▸ **Exercise details**
How many of the lines here include "sugar"? Answer with a single number.

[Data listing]

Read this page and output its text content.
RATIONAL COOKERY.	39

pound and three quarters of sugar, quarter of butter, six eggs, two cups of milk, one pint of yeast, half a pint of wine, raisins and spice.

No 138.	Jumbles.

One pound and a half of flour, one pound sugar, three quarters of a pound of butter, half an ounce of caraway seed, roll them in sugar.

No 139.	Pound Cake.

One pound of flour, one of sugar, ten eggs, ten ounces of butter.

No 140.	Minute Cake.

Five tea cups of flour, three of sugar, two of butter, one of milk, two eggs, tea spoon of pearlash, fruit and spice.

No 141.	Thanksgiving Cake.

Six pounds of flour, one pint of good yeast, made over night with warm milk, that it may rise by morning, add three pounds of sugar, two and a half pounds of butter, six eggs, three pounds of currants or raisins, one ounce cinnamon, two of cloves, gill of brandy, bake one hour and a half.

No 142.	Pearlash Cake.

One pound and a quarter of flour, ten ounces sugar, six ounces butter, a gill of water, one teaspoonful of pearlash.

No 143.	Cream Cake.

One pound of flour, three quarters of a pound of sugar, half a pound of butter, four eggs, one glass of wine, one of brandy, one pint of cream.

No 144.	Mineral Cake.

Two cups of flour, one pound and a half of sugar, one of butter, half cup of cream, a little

▸ **Task response**
8